## begin Extracted information

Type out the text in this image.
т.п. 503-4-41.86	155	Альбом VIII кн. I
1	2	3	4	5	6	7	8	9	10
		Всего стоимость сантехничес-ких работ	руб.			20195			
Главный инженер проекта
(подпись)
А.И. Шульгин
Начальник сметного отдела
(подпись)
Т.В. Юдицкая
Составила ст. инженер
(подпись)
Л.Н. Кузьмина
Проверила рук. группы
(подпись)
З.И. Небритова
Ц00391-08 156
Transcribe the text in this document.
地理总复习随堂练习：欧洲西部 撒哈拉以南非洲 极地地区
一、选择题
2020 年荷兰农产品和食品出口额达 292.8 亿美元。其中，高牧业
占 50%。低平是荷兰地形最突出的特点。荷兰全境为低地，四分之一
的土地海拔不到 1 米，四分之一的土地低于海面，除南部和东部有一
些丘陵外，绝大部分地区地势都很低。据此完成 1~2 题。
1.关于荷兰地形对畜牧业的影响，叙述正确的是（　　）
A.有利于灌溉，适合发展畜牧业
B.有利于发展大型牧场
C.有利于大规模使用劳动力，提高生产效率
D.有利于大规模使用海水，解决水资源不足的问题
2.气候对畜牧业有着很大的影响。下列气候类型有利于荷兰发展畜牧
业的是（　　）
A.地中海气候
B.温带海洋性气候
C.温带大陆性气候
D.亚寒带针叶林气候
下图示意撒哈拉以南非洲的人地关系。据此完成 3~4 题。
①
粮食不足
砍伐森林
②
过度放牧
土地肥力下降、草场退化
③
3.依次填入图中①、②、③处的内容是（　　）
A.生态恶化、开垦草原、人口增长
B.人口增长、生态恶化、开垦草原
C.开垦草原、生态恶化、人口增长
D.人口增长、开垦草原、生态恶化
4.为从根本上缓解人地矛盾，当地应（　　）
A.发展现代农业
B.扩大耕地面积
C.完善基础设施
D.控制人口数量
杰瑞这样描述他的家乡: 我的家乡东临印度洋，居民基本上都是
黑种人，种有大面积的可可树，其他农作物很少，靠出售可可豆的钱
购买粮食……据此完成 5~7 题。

## end Extracted information

(Task instructions) Restate the data above word for word, please.

(Answer for this exercise)
Type out the text in this image.
т.п. 503-4-41.86	155	Альбом VIII кн. I
1	2	3	4	5	6	7	8	9	10
		Всего стоимость сантехничес-ких работ	руб.			20195			
Главный инженер проекта
(подпись)
А.И. Шульгин
Начальник сметного отдела
(подпись)
Т.В. Юдицкая
Составила ст. инженер
(подпись)
Л.Н. Кузьмина
Проверила рук. группы
(подпись)
З.И. Небритова
Ц00391-08 156
Transcribe the text in this document.
地理总复习随堂练习：欧洲西部 撒哈拉以南非洲 极地地区
一、选择题
2020 年荷兰农产品和食品出口额达 292.8 亿美元。其中，高牧业
占 50%。低平是荷兰地形最突出的特点。荷兰全境为低地，四分之一
的土地海拔不到 1 米，四分之一的土地低于海面，除南部和东部有一
些丘陵外，绝大部分地区地势都很低。据此完成 1~2 题。
1.关于荷兰地形对畜牧业的影响，叙述正确的是（　　）
A.有利于灌溉，适合发展畜牧业
B.有利于发展大型牧场
C.有利于大规模使用劳动力，提高生产效率
D.有利于大规模使用海水，解决水资源不足的问题
2.气候对畜牧业有着很大的影响。下列气候类型有利于荷兰发展畜牧
业的是（　　）
A.地中海气候
B.温带海洋性气候
C.温带大陆性气候
D.亚寒带针叶林气候
下图示意撒哈拉以南非洲的人地关系。据此完成 3~4 题。
①
粮食不足
砍伐森林
②
过度放牧
土地肥力下降、草场退化
③
3.依次填入图中①、②、③处的内容是（　　）
A.生态恶化、开垦草原、人口增长
B.人口增长、生态恶化、开垦草原
C.开垦草原、生态恶化、人口增长
D.人口增长、开垦草原、生态恶化
4.为从根本上缓解人地矛盾，当地应（　　）
A.发展现代农业
B.扩大耕地面积
C.完善基础设施
D.控制人口数量
杰瑞这样描述他的家乡: 我的家乡东临印度洋，居民基本上都是
黑种人，种有大面积的可可树，其他农作物很少，靠出售可可豆的钱
购买粮食……据此完成 5~7 题。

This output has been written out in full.